_SOURCE EXTRACT_
* * * *
Saturday, July 24, 2010

Another Snapshot from the Screenplay of my Life:

We're in Sheffield. All of us. It's an annual ritual variously named (depending on which of us you talk to) as 'Do we have to?' or 'A holiday'.

Part of the holiday - just in case there was any doubt about which camp I belong to* - usually involves a humungous amount of time traipsing around Meadowhall, shopping our socks off. Living in a wee, out of the way village in the picturesque splendour of the Scottish Highlands going and getting bombarded by a full, throttle in-yer-face onslaught of Western Consumerism is sometimes quite refreshing - for a bit.

After a couple of hours of relentless shopping. Daisy and I got fed up. Merriol and Holly were tenaciously and methodically working their way through the sale rails of the already incredibly cheap Primark and had about another three acres to go. So Daisy and I found somewhere outside (and a little cooler) to wait for them to emerge:



INT. SHOPPING CENTRE. DAY


Daisy:
Where shall we go Daddy?

Me:
Let's just sit here and watch people.
They're fascinating. They're all different.

Daisy:
...and they're top of the food chain!

FADE TO BLACK.







* did I get away with it?

Friday, July 02, 2010

Blog posts to be avoided number 137.

The more than usually large number of movies I have watched this month:

June
  1. Astro Zombies (1967) - for some reason I find watching John Carradine endlessly twiddle knobs and talk total pseudo-technobabble hypnotically fascinating. Every time I watch this movie there comes a moment when I start to doubt my sanity. Tonight it was the in the scene where John C and his (of course) hunchbacked assistant are preparing a corpse for revivification. I realised for the first time that the unexplained but very shiny piece of low budget equipment they were having obvious trouble strapping to his head is in fact - a lampshade. I was watching two grown men strapping a lampshade to someone's head.
* * * *
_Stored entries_
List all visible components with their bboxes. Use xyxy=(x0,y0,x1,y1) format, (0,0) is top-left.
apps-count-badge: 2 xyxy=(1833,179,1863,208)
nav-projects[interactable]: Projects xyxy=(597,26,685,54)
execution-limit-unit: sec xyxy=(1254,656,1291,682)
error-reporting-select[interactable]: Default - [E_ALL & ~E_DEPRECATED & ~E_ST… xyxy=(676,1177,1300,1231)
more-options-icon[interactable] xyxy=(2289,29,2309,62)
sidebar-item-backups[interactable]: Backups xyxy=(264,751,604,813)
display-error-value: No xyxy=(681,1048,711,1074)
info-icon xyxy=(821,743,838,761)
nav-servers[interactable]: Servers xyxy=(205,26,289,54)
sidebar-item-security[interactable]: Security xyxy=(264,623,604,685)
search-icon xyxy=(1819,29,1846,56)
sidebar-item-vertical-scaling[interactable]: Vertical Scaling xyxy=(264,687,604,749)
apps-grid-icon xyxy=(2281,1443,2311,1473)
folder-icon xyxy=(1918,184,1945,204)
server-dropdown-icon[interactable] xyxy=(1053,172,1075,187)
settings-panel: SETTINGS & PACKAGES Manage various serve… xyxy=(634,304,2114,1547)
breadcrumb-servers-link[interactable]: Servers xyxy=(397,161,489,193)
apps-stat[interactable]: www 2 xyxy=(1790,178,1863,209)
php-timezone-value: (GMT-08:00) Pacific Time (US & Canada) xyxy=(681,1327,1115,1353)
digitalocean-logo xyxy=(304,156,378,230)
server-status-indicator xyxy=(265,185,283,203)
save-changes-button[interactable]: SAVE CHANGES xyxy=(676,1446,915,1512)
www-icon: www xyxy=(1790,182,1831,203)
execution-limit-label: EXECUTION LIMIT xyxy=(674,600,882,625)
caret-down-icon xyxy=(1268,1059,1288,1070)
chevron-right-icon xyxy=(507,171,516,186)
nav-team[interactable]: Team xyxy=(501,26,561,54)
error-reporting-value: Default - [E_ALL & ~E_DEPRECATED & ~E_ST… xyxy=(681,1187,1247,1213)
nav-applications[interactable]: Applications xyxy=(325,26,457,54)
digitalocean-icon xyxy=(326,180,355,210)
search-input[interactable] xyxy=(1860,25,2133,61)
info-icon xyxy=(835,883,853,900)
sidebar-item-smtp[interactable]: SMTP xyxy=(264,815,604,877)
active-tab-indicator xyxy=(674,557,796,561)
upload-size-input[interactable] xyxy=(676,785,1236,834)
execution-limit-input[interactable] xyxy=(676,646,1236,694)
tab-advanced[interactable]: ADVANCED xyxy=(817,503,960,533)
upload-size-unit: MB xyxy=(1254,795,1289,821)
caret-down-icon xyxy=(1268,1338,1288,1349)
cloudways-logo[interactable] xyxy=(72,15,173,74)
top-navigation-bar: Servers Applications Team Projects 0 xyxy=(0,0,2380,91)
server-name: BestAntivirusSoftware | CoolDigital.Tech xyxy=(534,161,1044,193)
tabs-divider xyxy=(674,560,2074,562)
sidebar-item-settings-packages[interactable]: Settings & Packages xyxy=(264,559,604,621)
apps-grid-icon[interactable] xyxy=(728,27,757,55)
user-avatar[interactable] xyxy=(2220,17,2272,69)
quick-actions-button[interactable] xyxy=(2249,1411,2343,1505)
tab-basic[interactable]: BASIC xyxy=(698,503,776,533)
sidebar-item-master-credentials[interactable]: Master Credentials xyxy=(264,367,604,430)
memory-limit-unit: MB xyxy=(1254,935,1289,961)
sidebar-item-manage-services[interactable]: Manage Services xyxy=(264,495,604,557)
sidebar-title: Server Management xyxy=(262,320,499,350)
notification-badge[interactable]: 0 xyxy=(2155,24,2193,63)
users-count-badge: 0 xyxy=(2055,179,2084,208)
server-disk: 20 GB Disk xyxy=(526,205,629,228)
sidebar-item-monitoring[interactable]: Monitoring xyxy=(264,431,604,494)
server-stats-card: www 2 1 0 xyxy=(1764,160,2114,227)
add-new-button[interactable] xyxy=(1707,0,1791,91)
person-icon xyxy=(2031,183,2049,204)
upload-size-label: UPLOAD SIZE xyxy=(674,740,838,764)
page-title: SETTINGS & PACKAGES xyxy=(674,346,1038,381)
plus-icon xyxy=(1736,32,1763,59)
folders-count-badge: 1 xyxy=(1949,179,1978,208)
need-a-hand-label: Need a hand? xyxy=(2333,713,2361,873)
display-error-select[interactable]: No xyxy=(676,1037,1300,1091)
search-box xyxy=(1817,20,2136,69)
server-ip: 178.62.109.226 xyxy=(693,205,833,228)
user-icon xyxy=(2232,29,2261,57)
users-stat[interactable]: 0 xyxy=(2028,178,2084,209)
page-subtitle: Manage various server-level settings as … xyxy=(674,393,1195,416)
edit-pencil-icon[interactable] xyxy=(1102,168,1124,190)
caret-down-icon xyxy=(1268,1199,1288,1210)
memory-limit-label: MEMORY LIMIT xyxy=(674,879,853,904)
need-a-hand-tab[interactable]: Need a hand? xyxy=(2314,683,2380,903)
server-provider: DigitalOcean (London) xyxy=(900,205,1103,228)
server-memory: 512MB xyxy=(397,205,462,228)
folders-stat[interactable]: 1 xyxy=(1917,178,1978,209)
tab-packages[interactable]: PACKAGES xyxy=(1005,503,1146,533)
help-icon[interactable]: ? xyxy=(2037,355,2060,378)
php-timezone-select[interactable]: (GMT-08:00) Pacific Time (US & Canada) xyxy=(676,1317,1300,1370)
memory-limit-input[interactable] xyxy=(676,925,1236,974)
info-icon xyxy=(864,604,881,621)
* * * *
_PROMPT 1_
Retype the passage from the blog excerpt that opens with the words containing "INT. SHOPPING CENTRE." and closes with "FADE TO BLACK.".
_PROMPT 2_
In the blog excerpt, whose sale rails were Merriol and Holly working through?

_EXERCISE RESULT 1_
INT. SHOPPING CENTRE. DAY


Daisy:
Where shall we go Daddy?

Me:
Let's just sit here and watch people.
They're fascinating. They're all different.

Daisy:
...and they're top of the food chain!

FADE TO BLACK.

_EXERCISE RESULT 2_
Primark's.